→ EXCERPTED TEXT:
Horry County Fire Rescue crews say mandatory overtime policy shows bigger problem

HCFR

CONWAY, SC (WBTW) – An ambulance hit a concrete barrier last Wednesday on the 17 Bypass  near Surfside.

Another medic and patient were inside the ambulance during the crash, but no one was hurt.
County Spokesperson Lisa Bourcier confirmed the driver was on a second 24-hour mandatory overtime shift.

According to the South Carolina Department of Public Safety, there were 12 reported collisions involving an Horry County ambulance last year and already 2 reported this year.

While we don’t know if driver fatigue played a part in all of those crashes, we know it did in the most recent one, and people within the department say this highlights a bigger problem that’s not just in Horry County.

Brian Van Aernem with Horry County Fire Rescue says safety is the main concern, but with a shortage in the department, crew members are forced to serve mandatory overtime to make sure you get the help you need.

“Sometimes we have openings, you know, that we need to fill. So, sometimes, we have to hold people over to make sure that we have the appropriate number of ambulances and fire trucks out on the road,” said Van Aernem.

The mandatory overtime policy was implemented in October of 2015 when Scott Thompson was interim fire chief, but at this month’s public safety meeting, council member Paul Prince told the new fire chief, Joseph Tanner, he didn’t agree with the policy.

“If you’ve got people out there who want to work their regular hours and don’t want to work no more hours, then it looks like we could accommodate that. They have a reason,” said Prince.

Van Aernem says the policy isn’t unusual.

“Any fire department probably in the country has some sort of mandatory overtime, now how much they use it, it varies up and down,” said Van Aernem.

→ YOUR TASKS:
• A. Please put this sentence from the overtime report into Spanish: "Another medic and patient were inside the ambulance during the crash, but no one was hurt."
• B. Decide whether each statement agrees with the overtime report, answering yes or no and quoting the words that settle it. (i) The driver in last Wednesday's crash was working a second 24-hour mandatory overtime shift. (ii) The mandatory overtime policy was introduced under fire chief Joseph Tanner. (iii) Council member Paul Prince told the fire chief he supported the policy.
• C. Carry on the overtime report, starting after its final quote from Van Aernem.
The listing comes from a separate source unrelated to the overtime report.

→ PROVIDED INFORMATION:
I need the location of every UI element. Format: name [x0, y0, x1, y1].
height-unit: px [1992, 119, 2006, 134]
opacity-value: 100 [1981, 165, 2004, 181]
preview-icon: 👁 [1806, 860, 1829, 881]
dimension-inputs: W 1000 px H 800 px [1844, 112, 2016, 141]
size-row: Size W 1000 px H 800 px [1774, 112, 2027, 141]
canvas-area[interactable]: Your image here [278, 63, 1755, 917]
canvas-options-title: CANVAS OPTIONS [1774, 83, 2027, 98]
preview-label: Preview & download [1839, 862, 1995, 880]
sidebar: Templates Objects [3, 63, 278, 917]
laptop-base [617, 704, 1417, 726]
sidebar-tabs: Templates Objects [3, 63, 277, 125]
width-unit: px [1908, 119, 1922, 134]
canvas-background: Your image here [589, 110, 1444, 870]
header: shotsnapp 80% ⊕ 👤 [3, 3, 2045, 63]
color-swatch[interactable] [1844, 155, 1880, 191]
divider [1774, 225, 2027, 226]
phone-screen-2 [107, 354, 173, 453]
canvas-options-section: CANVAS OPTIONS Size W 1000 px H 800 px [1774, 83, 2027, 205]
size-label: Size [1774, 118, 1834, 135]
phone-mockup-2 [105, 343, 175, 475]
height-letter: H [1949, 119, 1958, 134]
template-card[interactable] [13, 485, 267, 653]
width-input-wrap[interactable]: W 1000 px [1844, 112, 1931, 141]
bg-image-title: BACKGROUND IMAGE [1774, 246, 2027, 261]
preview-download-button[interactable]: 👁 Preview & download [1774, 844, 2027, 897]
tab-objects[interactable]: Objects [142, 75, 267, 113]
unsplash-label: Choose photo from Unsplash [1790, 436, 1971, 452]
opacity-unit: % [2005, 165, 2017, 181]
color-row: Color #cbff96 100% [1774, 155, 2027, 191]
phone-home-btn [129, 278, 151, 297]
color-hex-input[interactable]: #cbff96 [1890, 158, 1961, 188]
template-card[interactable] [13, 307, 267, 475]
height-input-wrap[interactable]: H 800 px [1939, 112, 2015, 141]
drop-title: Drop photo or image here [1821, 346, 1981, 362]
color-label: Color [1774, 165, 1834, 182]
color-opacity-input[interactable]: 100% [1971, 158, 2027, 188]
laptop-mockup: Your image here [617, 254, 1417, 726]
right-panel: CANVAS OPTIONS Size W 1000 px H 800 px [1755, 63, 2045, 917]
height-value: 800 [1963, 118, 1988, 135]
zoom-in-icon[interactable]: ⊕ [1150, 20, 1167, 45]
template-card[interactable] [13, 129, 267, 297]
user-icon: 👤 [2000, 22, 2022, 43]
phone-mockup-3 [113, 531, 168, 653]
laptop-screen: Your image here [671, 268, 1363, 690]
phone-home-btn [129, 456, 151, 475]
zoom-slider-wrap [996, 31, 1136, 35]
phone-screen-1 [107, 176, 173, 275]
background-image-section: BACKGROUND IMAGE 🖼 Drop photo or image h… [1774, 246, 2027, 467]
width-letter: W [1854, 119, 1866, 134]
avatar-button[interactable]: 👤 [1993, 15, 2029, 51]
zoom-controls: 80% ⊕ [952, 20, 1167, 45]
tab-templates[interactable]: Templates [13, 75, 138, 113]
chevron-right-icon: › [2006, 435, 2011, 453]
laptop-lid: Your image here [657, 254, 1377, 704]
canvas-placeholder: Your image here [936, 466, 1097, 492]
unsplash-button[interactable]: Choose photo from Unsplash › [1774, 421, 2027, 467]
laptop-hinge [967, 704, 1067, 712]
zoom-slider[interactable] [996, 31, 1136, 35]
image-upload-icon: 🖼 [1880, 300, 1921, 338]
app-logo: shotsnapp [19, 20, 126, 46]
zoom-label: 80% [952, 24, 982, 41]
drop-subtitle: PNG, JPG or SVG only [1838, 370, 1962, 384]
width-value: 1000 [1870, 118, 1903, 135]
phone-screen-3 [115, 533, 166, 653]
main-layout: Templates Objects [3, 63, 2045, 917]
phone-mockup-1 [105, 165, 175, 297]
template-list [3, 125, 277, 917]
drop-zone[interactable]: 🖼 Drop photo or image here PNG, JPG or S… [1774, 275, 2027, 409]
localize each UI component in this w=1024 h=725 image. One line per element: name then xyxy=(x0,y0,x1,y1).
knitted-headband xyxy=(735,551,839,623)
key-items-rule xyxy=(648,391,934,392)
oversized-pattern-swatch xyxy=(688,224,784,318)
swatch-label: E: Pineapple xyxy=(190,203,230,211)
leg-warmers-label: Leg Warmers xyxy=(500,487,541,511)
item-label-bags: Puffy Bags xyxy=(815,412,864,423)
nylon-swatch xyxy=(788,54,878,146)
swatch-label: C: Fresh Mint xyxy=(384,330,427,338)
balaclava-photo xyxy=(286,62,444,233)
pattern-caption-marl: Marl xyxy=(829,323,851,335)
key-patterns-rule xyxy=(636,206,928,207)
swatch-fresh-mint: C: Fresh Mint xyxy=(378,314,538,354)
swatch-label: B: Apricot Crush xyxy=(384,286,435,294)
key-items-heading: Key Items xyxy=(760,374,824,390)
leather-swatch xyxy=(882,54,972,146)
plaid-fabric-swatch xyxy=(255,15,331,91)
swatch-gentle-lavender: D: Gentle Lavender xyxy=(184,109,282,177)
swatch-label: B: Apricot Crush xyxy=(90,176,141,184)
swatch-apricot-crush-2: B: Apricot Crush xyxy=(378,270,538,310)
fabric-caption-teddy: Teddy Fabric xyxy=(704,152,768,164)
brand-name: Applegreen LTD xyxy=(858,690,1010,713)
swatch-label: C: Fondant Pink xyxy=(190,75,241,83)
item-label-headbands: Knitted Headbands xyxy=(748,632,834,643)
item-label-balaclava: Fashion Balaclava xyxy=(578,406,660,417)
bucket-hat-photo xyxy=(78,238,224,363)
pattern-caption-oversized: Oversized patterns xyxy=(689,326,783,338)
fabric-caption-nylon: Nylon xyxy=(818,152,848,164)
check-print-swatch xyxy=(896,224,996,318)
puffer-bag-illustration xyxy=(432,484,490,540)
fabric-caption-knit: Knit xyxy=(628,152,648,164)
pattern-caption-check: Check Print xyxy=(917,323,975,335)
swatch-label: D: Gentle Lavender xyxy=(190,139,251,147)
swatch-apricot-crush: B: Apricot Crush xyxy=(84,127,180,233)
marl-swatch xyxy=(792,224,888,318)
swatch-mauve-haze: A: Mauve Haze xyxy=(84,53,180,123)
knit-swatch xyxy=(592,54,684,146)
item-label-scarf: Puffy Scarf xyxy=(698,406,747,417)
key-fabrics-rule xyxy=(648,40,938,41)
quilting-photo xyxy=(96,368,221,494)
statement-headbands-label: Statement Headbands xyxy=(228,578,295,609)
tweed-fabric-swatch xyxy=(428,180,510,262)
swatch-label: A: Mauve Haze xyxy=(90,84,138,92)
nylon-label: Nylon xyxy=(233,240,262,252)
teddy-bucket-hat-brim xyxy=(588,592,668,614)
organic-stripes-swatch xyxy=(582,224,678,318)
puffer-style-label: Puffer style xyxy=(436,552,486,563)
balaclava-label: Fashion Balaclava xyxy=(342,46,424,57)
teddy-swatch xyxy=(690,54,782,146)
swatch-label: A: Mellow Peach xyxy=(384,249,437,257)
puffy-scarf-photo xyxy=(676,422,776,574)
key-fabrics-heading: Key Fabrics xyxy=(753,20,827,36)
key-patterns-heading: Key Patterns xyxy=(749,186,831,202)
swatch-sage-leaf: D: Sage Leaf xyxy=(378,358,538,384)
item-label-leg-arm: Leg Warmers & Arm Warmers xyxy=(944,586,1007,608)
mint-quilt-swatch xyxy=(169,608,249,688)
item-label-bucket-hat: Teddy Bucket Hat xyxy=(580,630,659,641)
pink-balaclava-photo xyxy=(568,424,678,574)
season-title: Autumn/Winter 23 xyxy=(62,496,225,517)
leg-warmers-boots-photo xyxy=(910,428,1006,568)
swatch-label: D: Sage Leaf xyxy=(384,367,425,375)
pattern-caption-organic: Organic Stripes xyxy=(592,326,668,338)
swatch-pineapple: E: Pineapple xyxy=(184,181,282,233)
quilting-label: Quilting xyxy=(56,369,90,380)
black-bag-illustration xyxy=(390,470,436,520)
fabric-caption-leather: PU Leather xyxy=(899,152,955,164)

→ ANSWERS TO THE EXERCISE:
• A. Otro paramédico y un paciente estaban dentro de la ambulancia durante el choque, pero nadie resultó herido.

• B.
(i) Yes: "the driver was on a second 24-hour mandatory overtime shift"
(ii) No: "implemented in October of 2015 when Scott Thompson was interim fire chief"
(iii) No: "he didn’t agree with the policy"

• C.
News13 reached out to a couple of departments in our area.

The Murrells Inlet chief says they’ve never had a mandatory overtime policy, and they don’t plan to in the future.

North Myrtle Beach operates on a volunteer-based overtime policy, with the last resort being mandatory overtime they say they very rarely use.

Florence County EMS crews say they operate on a scheduled overtime with a rule crews never exceed 24 hours.

However, all of the departments agree some sort of overtime policy is almost unavoidable because this is a problem bigger than any of their crews.

“If you look at the paramedics across the country, there is a shortage across the country. I mean, this isn’t a local problem, this is a problem that’s nationally,” said Van Aernem.

Van Arnem with Horry County Fire Rescue told me some relief will come soon. A group of firemen and EMT graduates will join the department this Friday, and they’re looking to hire even more.

Bourcier said they want to shift crew members from busy stations to less active ones, and the county has worked with area colleges and school districts to pay for certifications to help with recruitment.